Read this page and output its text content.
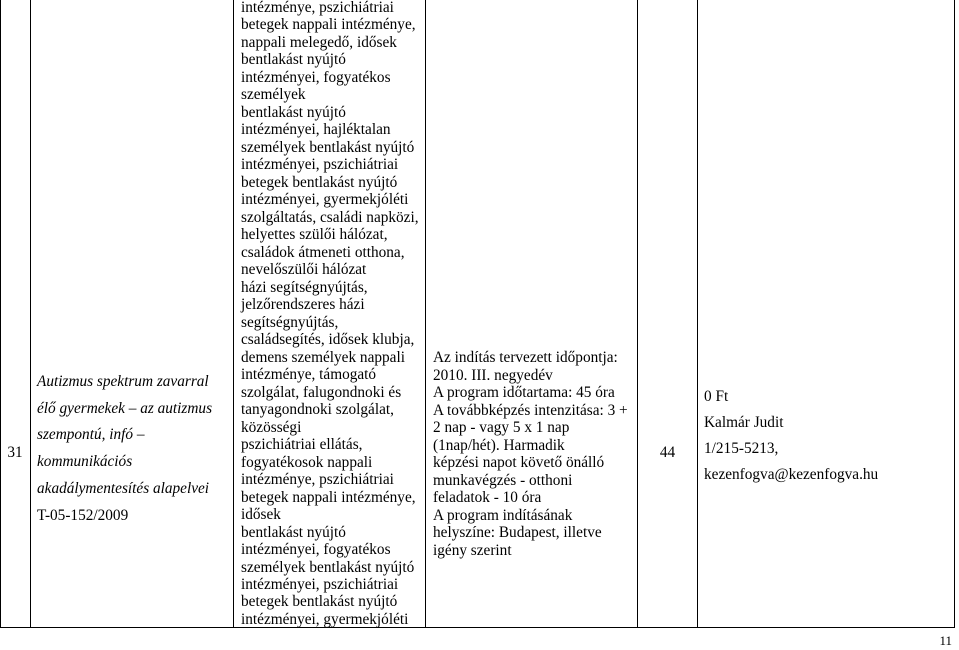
31
Autizmus spektrum zavarral
élő gyermekek – az autizmus
szempontú, infó –
kommunikációs
akadálymentesítés alapelvei
T-05-152/2009
intézménye, pszichiátriai
betegek nappali intézménye,
nappali melegedő, idősek
bentlakást nyújtó
intézményei, fogyatékos
személyek
bentlakást nyújtó
intézményei, hajléktalan
személyek bentlakást nyújtó
intézményei, pszichiátriai
betegek bentlakást nyújtó
intézményei, gyermekjóléti
szolgáltatás, családi napközi,
helyettes szülői hálózat,
családok átmeneti otthona,
nevelőszülői hálózat
házi segítségnyújtás,
jelzőrendszeres házi
segítségnyújtás,
családsegítés, idősek klubja,
demens személyek nappali
intézménye, támogató
szolgálat, falugondnoki és
tanyagondnoki szolgálat,
közösségi
pszichiátriai ellátás,
fogyatékosok nappali
intézménye, pszichiátriai
betegek nappali intézménye,
idősek
bentlakást nyújtó
intézményei, fogyatékos
személyek bentlakást nyújtó
intézményei, pszichiátriai
betegek bentlakást nyújtó
intézményei, gyermekjóléti
Az indítás tervezett időpontja:
2010. III. negyedév
A program időtartama: 45 óra
A továbbképzés intenzitása: 3 +
2 nap - vagy 5 x 1 nap
(1nap/hét). Harmadik
képzési napot követő önálló
munkavégzés - otthoni
feladatok - 10 óra
A program indításának
helyszíne: Budapest, illetve
igény szerint
44
0 Ft
Kalmár Judit
1/215-5213,
kezenfogva@kezenfogva.hu
11
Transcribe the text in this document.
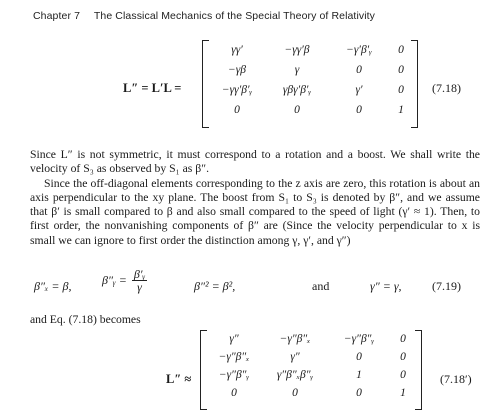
Chapter 7 The Classical Mechanics of the Special Theory of Relativity
L″ = L′L =
γγ′	−γγ′β	−γ′β′ᵧ	0
−γβ	γ	0	0
−γγ′β′ᵧ	γβγ′β′ᵧ	γ′	0
0	0	0	1
(7.18)

Since L″ is not symmetric, it must correspond to a rotation and a boost. We shall write the velocity of S₃ as observed by S₁ as β″.

Since the off-diagonal elements corresponding to the z axis are zero, this rotation is about an axis perpendicular to the xy plane. The boost from S₁ to S₃ is denoted by β″, and we assume that β′ is small compared to β and also small compared to the speed of light (γ′ ≈ 1). Then, to first order, the nonvanishing components of β″ are (Since the velocity perpendicular to x is small we can ignore to first order the distinction among γ, γ′, and γ″)

β″ₓ = β,	β″ᵧ = $\frac{\text{β′ᵧ}}{\gamma}$	β″² = β²,	and	γ″ = γ,	(7.19)

and Eq. (7.18) becomes

L″ ≈
γ″	−γ″β″ₓ	−γ″β″ᵧ	0
−γ″β″ₓ	γ″	0	0
−γ″β″ᵧ	γ″β″ₓβ″ᵧ	1	0
0	0	0	1
(7.18′)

▶ _Exercise_: Set down every entry word for word, but omit the pictures.

▶ _Written solution_:
Read this page and output its text content.
31
Autizmus spektrum zavarral
élő gyermekek – az autizmus
szempontú, infó –
kommunikációs
akadálymentesítés alapelvei
T-05-152/2009
intézménye, pszichiátriai
betegek nappali intézménye,
nappali melegedő, idősek
bentlakást nyújtó
intézményei, fogyatékos
személyek
bentlakást nyújtó
intézményei, hajléktalan
személyek bentlakást nyújtó
intézményei, pszichiátriai
betegek bentlakást nyújtó
intézményei, gyermekjóléti
szolgáltatás, családi napközi,
helyettes szülői hálózat,
családok átmeneti otthona,
nevelőszülői hálózat
házi segítségnyújtás,
jelzőrendszeres házi
segítségnyújtás,
családsegítés, idősek klubja,
demens személyek nappali
intézménye, támogató
szolgálat, falugondnoki és
tanyagondnoki szolgálat,
közösségi
pszichiátriai ellátás,
fogyatékosok nappali
intézménye, pszichiátriai
betegek nappali intézménye,
idősek
bentlakást nyújtó
intézményei, fogyatékos
személyek bentlakást nyújtó
intézményei, pszichiátriai
betegek bentlakást nyújtó
intézményei, gyermekjóléti
Az indítás tervezett időpontja:
2010. III. negyedév
A program időtartama: 45 óra
A továbbképzés intenzitása: 3 +
2 nap - vagy 5 x 1 nap
(1nap/hét). Harmadik
képzési napot követő önálló
munkavégzés - otthoni
feladatok - 10 óra
A program indításának
helyszíne: Budapest, illetve
igény szerint
44
0 Ft
Kalmár Judit
1/215-5213,
kezenfogva@kezenfogva.hu
11
Transcribe the text in this document.
Chapter 7 The Classical Mechanics of the Special Theory of Relativity
L″ = L′L =
γγ′	−γγ′β	−γ′β′ᵧ	0
−γβ	γ	0	0
−γγ′β′ᵧ	γβγ′β′ᵧ	γ′	0
0	0	0	1
(7.18)

Since L″ is not symmetric, it must correspond to a rotation and a boost. We shall write the velocity of S₃ as observed by S₁ as β″.

Since the off-diagonal elements corresponding to the z axis are zero, this rotation is about an axis perpendicular to the xy plane. The boost from S₁ to S₃ is denoted by β″, and we assume that β′ is small compared to β and also small compared to the speed of light (γ′ ≈ 1). Then, to first order, the nonvanishing components of β″ are (Since the velocity perpendicular to x is small we can ignore to first order the distinction among γ, γ′, and γ″)

β″ₓ = β,	β″ᵧ = $\frac{\text{β′ᵧ}}{\gamma}$	β″² = β²,	and	γ″ = γ,	(7.19)

and Eq. (7.18) becomes

L″ ≈
γ″	−γ″β″ₓ	−γ″β″ᵧ	0
−γ″β″ₓ	γ″	0	0
−γ″β″ᵧ	γ″β″ₓβ″ᵧ	1	0
0	0	0	1
(7.18′)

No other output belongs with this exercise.